The listing below should be copied in full, word for word.
____________
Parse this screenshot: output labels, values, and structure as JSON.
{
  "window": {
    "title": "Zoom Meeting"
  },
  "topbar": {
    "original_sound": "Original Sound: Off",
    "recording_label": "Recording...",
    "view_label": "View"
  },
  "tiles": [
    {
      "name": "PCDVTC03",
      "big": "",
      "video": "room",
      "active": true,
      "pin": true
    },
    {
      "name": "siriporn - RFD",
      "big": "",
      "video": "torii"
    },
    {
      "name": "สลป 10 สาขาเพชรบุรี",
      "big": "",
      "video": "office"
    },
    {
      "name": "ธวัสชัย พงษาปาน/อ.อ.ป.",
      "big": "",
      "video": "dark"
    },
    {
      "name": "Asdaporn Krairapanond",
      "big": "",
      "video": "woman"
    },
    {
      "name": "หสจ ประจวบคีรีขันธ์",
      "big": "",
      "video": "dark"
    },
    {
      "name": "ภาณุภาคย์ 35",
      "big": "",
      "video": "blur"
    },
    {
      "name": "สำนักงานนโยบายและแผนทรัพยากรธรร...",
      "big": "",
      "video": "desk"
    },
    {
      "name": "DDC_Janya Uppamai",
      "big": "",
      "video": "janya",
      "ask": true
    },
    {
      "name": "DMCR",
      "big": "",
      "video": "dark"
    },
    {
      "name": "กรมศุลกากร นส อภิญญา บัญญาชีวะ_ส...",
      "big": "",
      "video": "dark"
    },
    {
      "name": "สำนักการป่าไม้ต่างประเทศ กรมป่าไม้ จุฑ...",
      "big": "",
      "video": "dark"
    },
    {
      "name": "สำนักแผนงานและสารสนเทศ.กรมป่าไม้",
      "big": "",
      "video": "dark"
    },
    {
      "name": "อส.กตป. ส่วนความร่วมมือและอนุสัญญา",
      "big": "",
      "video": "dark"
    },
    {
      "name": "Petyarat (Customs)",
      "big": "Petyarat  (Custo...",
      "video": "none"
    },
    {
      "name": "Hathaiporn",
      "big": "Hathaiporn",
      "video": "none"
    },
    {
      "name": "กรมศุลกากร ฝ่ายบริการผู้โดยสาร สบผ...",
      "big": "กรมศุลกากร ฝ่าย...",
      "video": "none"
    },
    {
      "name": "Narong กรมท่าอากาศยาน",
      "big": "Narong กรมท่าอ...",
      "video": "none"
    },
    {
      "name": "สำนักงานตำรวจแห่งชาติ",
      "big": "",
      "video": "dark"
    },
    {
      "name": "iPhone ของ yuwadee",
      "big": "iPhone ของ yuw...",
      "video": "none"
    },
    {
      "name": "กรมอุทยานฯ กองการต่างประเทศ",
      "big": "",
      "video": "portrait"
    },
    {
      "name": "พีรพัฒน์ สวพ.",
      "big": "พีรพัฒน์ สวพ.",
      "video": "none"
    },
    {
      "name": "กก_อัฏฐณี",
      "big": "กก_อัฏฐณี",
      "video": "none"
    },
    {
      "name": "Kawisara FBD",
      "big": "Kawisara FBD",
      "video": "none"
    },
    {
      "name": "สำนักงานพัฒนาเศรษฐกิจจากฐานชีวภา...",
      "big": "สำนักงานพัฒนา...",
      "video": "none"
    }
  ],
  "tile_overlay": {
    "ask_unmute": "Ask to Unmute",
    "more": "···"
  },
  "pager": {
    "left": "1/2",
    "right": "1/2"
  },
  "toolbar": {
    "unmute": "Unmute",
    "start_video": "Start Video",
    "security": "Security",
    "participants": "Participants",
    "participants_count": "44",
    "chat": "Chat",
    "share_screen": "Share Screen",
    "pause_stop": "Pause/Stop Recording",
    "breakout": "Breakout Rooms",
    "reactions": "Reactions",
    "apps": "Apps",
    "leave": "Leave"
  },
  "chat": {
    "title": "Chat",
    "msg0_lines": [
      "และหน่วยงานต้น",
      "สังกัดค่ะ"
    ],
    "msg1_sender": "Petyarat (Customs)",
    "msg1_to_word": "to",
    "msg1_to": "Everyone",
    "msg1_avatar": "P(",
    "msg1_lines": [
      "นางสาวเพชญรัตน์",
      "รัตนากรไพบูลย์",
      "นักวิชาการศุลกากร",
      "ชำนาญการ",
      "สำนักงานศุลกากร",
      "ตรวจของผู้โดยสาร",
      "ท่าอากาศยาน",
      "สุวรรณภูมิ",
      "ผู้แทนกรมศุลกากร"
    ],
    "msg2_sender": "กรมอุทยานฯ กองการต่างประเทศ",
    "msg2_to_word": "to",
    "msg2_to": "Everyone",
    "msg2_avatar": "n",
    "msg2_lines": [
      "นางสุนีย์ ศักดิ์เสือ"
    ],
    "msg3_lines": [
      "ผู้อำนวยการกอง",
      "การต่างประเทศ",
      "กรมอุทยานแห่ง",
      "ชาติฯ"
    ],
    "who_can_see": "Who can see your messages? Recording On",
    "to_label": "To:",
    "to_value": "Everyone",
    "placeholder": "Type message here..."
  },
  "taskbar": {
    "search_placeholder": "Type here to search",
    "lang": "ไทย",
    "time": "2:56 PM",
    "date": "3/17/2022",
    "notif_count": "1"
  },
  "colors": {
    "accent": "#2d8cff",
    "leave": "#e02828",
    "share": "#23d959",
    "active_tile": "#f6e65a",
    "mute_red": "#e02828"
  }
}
____________
**Solution for this exercise**:
Parse this screenshot: output labels, values, and structure as JSON.
{
  "window": {
    "title": "Zoom Meeting"
  },
  "topbar": {
    "original_sound": "Original Sound: Off",
    "recording_label": "Recording...",
    "view_label": "View"
  },
  "tiles": [
    {
      "name": "PCDVTC03",
      "big": "",
      "video": "room",
      "active": true,
      "pin": true
    },
    {
      "name": "siriporn - RFD",
      "big": "",
      "video": "torii"
    },
    {
      "name": "สลป 10 สาขาเพชรบุรี",
      "big": "",
      "video": "office"
    },
    {
      "name": "ธวัสชัย พงษาปาน/อ.อ.ป.",
      "big": "",
      "video": "dark"
    },
    {
      "name": "Asdaporn Krairapanond",
      "big": "",
      "video": "woman"
    },
    {
      "name": "หสจ ประจวบคีรีขันธ์",
      "big": "",
      "video": "dark"
    },
    {
      "name": "ภาณุภาคย์ 35",
      "big": "",
      "video": "blur"
    },
    {
      "name": "สำนักงานนโยบายและแผนทรัพยากรธรร...",
      "big": "",
      "video": "desk"
    },
    {
      "name": "DDC_Janya Uppamai",
      "big": "",
      "video": "janya",
      "ask": true
    },
    {
      "name": "DMCR",
      "big": "",
      "video": "dark"
    },
    {
      "name": "กรมศุลกากร นส อภิญญา บัญญาชีวะ_ส...",
      "big": "",
      "video": "dark"
    },
    {
      "name": "สำนักการป่าไม้ต่างประเทศ กรมป่าไม้ จุฑ...",
      "big": "",
      "video": "dark"
    },
    {
      "name": "สำนักแผนงานและสารสนเทศ.กรมป่าไม้",
      "big": "",
      "video": "dark"
    },
    {
      "name": "อส.กตป. ส่วนความร่วมมือและอนุสัญญา",
      "big": "",
      "video": "dark"
    },
    {
      "name": "Petyarat (Customs)",
      "big": "Petyarat  (Custo...",
      "video": "none"
    },
    {
      "name": "Hathaiporn",
      "big": "Hathaiporn",
      "video": "none"
    },
    {
      "name": "กรมศุลกากร ฝ่ายบริการผู้โดยสาร สบผ...",
      "big": "กรมศุลกากร ฝ่าย...",
      "video": "none"
    },
    {
      "name": "Narong กรมท่าอากาศยาน",
      "big": "Narong กรมท่าอ...",
      "video": "none"
    },
    {
      "name": "สำนักงานตำรวจแห่งชาติ",
      "big": "",
      "video": "dark"
    },
    {
      "name": "iPhone ของ yuwadee",
      "big": "iPhone ของ yuw...",
      "video": "none"
    },
    {
      "name": "กรมอุทยานฯ กองการต่างประเทศ",
      "big": "",
      "video": "portrait"
    },
    {
      "name": "พีรพัฒน์ สวพ.",
      "big": "พีรพัฒน์ สวพ.",
      "video": "none"
    },
    {
      "name": "กก_อัฏฐณี",
      "big": "กก_อัฏฐณี",
      "video": "none"
    },
    {
      "name": "Kawisara FBD",
      "big": "Kawisara FBD",
      "video": "none"
    },
    {
      "name": "สำนักงานพัฒนาเศรษฐกิจจากฐานชีวภา...",
      "big": "สำนักงานพัฒนา...",
      "video": "none"
    }
  ],
  "tile_overlay": {
    "ask_unmute": "Ask to Unmute",
    "more": "···"
  },
  "pager": {
    "left": "1/2",
    "right": "1/2"
  },
  "toolbar": {
    "unmute": "Unmute",
    "start_video": "Start Video",
    "security": "Security",
    "participants": "Participants",
    "participants_count": "44",
    "chat": "Chat",
    "share_screen": "Share Screen",
    "pause_stop": "Pause/Stop Recording",
    "breakout": "Breakout Rooms",
    "reactions": "Reactions",
    "apps": "Apps",
    "leave": "Leave"
  },
  "chat": {
    "title": "Chat",
    "msg0_lines": [
      "และหน่วยงานต้น",
      "สังกัดค่ะ"
    ],
    "msg1_sender": "Petyarat (Customs)",
    "msg1_to_word": "to",
    "msg1_to": "Everyone",
    "msg1_avatar": "P(",
    "msg1_lines": [
      "นางสาวเพชญรัตน์",
      "รัตนากรไพบูลย์",
      "นักวิชาการศุลกากร",
      "ชำนาญการ",
      "สำนักงานศุลกากร",
      "ตรวจของผู้โดยสาร",
      "ท่าอากาศยาน",
      "สุวรรณภูมิ",
      "ผู้แทนกรมศุลกากร"
    ],
    "msg2_sender": "กรมอุทยานฯ กองการต่างประเทศ",
    "msg2_to_word": "to",
    "msg2_to": "Everyone",
    "msg2_avatar": "n",
    "msg2_lines": [
      "นางสุนีย์ ศักดิ์เสือ"
    ],
    "msg3_lines": [
      "ผู้อำนวยการกอง",
      "การต่างประเทศ",
      "กรมอุทยานแห่ง",
      "ชาติฯ"
    ],
    "who_can_see": "Who can see your messages? Recording On",
    "to_label": "To:",
    "to_value": "Everyone",
    "placeholder": "Type message here..."
  },
  "taskbar": {
    "search_placeholder": "Type here to search",
    "lang": "ไทย",
    "time": "2:56 PM",
    "date": "3/17/2022",
    "notif_count": "1"
  },
  "colors": {
    "accent": "#2d8cff",
    "leave": "#e02828",
    "share": "#23d959",
    "active_tile": "#f6e65a",
    "mute_red": "#e02828"
  }
}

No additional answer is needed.